** TASK DESCRIPTION **
Exactly as written, print each record in the listing.

** MATERIAL SHOWN **
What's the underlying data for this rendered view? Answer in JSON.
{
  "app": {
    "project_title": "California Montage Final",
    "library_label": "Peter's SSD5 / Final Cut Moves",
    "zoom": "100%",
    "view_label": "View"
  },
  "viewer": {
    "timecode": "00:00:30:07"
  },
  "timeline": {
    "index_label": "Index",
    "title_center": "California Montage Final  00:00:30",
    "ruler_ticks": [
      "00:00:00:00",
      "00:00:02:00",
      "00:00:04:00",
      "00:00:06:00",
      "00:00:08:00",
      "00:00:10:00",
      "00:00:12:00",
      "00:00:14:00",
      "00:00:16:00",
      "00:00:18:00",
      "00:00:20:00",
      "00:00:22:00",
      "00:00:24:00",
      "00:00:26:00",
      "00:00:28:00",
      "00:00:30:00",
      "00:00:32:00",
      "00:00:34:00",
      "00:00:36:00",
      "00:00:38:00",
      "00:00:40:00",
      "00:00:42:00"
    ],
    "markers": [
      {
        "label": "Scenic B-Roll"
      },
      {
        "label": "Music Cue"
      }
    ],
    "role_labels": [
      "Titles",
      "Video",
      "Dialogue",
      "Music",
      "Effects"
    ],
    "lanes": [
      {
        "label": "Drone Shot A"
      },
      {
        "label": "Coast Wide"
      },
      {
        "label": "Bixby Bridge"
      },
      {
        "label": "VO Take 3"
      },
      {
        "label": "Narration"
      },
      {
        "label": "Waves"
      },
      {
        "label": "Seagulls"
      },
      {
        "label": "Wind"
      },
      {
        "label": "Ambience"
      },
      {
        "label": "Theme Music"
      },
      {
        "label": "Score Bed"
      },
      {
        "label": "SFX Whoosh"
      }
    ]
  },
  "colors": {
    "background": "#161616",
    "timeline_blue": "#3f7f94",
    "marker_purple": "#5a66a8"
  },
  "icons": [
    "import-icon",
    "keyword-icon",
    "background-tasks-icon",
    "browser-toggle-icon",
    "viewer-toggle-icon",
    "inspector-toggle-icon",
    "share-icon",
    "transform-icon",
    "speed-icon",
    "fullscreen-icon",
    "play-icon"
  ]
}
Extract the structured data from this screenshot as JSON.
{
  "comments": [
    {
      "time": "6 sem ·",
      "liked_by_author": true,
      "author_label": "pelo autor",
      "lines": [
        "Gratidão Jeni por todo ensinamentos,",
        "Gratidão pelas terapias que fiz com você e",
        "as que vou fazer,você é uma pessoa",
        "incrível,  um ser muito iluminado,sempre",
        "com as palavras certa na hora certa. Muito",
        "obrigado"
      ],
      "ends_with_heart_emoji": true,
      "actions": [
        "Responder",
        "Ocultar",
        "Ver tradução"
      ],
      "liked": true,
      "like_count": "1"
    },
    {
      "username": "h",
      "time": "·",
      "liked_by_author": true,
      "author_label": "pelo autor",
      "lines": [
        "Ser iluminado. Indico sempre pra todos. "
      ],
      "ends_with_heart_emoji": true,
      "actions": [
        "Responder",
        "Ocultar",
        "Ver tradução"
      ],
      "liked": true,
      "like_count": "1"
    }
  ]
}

** ANSWER IN FULL **
What's the underlying data for this rendered view? Answer in JSON.
{
  "app": {
    "project_title": "California Montage Final",
    "library_label": "Peter's SSD5 / Final Cut Moves",
    "zoom": "100%",
    "view_label": "View"
  },
  "viewer": {
    "timecode": "00:00:30:07"
  },
  "timeline": {
    "index_label": "Index",
    "title_center": "California Montage Final  00:00:30",
    "ruler_ticks": [
      "00:00:00:00",
      "00:00:02:00",
      "00:00:04:00",
      "00:00:06:00",
      "00:00:08:00",
      "00:00:10:00",
      "00:00:12:00",
      "00:00:14:00",
      "00:00:16:00",
      "00:00:18:00",
      "00:00:20:00",
      "00:00:22:00",
      "00:00:24:00",
      "00:00:26:00",
      "00:00:28:00",
      "00:00:30:00",
      "00:00:32:00",
      "00:00:34:00",
      "00:00:36:00",
      "00:00:38:00",
      "00:00:40:00",
      "00:00:42:00"
    ],
    "markers": [
      {
        "label": "Scenic B-Roll"
      },
      {
        "label": "Music Cue"
      }
    ],
    "role_labels": [
      "Titles",
      "Video",
      "Dialogue",
      "Music",
      "Effects"
    ],
    "lanes": [
      {
        "label": "Drone Shot A"
      },
      {
        "label": "Coast Wide"
      },
      {
        "label": "Bixby Bridge"
      },
      {
        "label": "VO Take 3"
      },
      {
        "label": "Narration"
      },
      {
        "label": "Waves"
      },
      {
        "label": "Seagulls"
      },
      {
        "label": "Wind"
      },
      {
        "label": "Ambience"
      },
      {
        "label": "Theme Music"
      },
      {
        "label": "Score Bed"
      },
      {
        "label": "SFX Whoosh"
      }
    ]
  },
  "colors": {
    "background": "#161616",
    "timeline_blue": "#3f7f94",
    "marker_purple": "#5a66a8"
  },
  "icons": [
    "import-icon",
    "keyword-icon",
    "background-tasks-icon",
    "browser-toggle-icon",
    "viewer-toggle-icon",
    "inspector-toggle-icon",
    "share-icon",
    "transform-icon",
    "speed-icon",
    "fullscreen-icon",
    "play-icon"
  ]
}
Extract the structured data from this screenshot as JSON.
{
  "comments": [
    {
      "time": "6 sem ·",
      "liked_by_author": true,
      "author_label": "pelo autor",
      "lines": [
        "Gratidão Jeni por todo ensinamentos,",
        "Gratidão pelas terapias que fiz com você e",
        "as que vou fazer,você é uma pessoa",
        "incrível,  um ser muito iluminado,sempre",
        "com as palavras certa na hora certa. Muito",
        "obrigado"
      ],
      "ends_with_heart_emoji": true,
      "actions": [
        "Responder",
        "Ocultar",
        "Ver tradução"
      ],
      "liked": true,
      "like_count": "1"
    },
    {
      "username": "h",
      "time": "·",
      "liked_by_author": true,
      "author_label": "pelo autor",
      "lines": [
        "Ser iluminado. Indico sempre pra todos. "
      ],
      "ends_with_heart_emoji": true,
      "actions": [
        "Responder",
        "Ocultar",
        "Ver tradução"
      ],
      "liked": true,
      "like_count": "1"
    }
  ]
}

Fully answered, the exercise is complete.